Source data:
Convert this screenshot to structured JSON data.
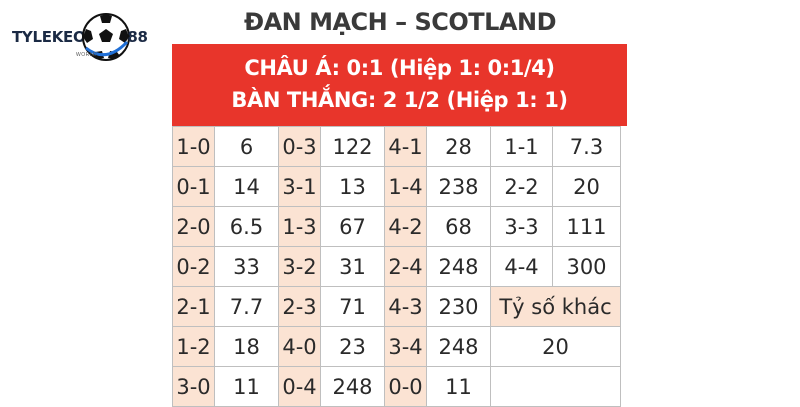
{
  "logo": {
    "left": "TYLEKEO",
    "right": "88",
    "sub": "WORLD"
  },
  "match_title": "ĐAN MẠCH – SCOTLAND",
  "banner": {
    "line1": "CHÂU Á: 0:1 (Hiệp 1: 0:1/4)",
    "line2": "BÀN THẮNG: 2 1/2 (Hiệp 1: 1)"
  },
  "colors": {
    "banner": "#e8352b",
    "score_cell": "#fbe3d3",
    "grid": "#bfbfbf"
  },
  "rows": [
    {
      "a": [
        "1-0",
        "6"
      ],
      "b": [
        "0-3",
        "122"
      ],
      "c": [
        "4-1",
        "28"
      ],
      "d": [
        "1-1",
        "7.3"
      ]
    },
    {
      "a": [
        "0-1",
        "14"
      ],
      "b": [
        "3-1",
        "13"
      ],
      "c": [
        "1-4",
        "238"
      ],
      "d": [
        "2-2",
        "20"
      ]
    },
    {
      "a": [
        "2-0",
        "6.5"
      ],
      "b": [
        "1-3",
        "67"
      ],
      "c": [
        "4-2",
        "68"
      ],
      "d": [
        "3-3",
        "111"
      ]
    },
    {
      "a": [
        "0-2",
        "33"
      ],
      "b": [
        "3-2",
        "31"
      ],
      "c": [
        "2-4",
        "248"
      ],
      "d": [
        "4-4",
        "300"
      ]
    },
    {
      "a": [
        "2-1",
        "7.7"
      ],
      "b": [
        "2-3",
        "71"
      ],
      "c": [
        "4-3",
        "230"
      ]
    },
    {
      "a": [
        "1-2",
        "18"
      ],
      "b": [
        "4-0",
        "23"
      ],
      "c": [
        "3-4",
        "248"
      ]
    },
    {
      "a": [
        "3-0",
        "11"
      ],
      "b": [
        "0-4",
        "248"
      ],
      "c": [
        "0-0",
        "11"
      ]
    }
  ],
  "other_scores": {
    "label": "Tỷ số khác",
    "value": "20"
  }
}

WHAT TO WORK ON: Quote the entries above word for word. Leave the images out.

RESPONSE:
Convert this screenshot to structured JSON data.
{
  "logo": {
    "left": "TYLEKEO",
    "right": "88",
    "sub": "WORLD"
  },
  "match_title": "ĐAN MẠCH – SCOTLAND",
  "banner": {
    "line1": "CHÂU Á: 0:1 (Hiệp 1: 0:1/4)",
    "line2": "BÀN THẮNG: 2 1/2 (Hiệp 1: 1)"
  },
  "colors": {
    "banner": "#e8352b",
    "score_cell": "#fbe3d3",
    "grid": "#bfbfbf"
  },
  "rows": [
    {
      "a": [
        "1-0",
        "6"
      ],
      "b": [
        "0-3",
        "122"
      ],
      "c": [
        "4-1",
        "28"
      ],
      "d": [
        "1-1",
        "7.3"
      ]
    },
    {
      "a": [
        "0-1",
        "14"
      ],
      "b": [
        "3-1",
        "13"
      ],
      "c": [
        "1-4",
        "238"
      ],
      "d": [
        "2-2",
        "20"
      ]
    },
    {
      "a": [
        "2-0",
        "6.5"
      ],
      "b": [
        "1-3",
        "67"
      ],
      "c": [
        "4-2",
        "68"
      ],
      "d": [
        "3-3",
        "111"
      ]
    },
    {
      "a": [
        "0-2",
        "33"
      ],
      "b": [
        "3-2",
        "31"
      ],
      "c": [
        "2-4",
        "248"
      ],
      "d": [
        "4-4",
        "300"
      ]
    },
    {
      "a": [
        "2-1",
        "7.7"
      ],
      "b": [
        "2-3",
        "71"
      ],
      "c": [
        "4-3",
        "230"
      ]
    },
    {
      "a": [
        "1-2",
        "18"
      ],
      "b": [
        "4-0",
        "23"
      ],
      "c": [
        "3-4",
        "248"
      ]
    },
    {
      "a": [
        "3-0",
        "11"
      ],
      "b": [
        "0-4",
        "248"
      ],
      "c": [
        "0-0",
        "11"
      ]
    }
  ],
  "other_scores": {
    "label": "Tỷ số khác",
    "value": "20"
  }
}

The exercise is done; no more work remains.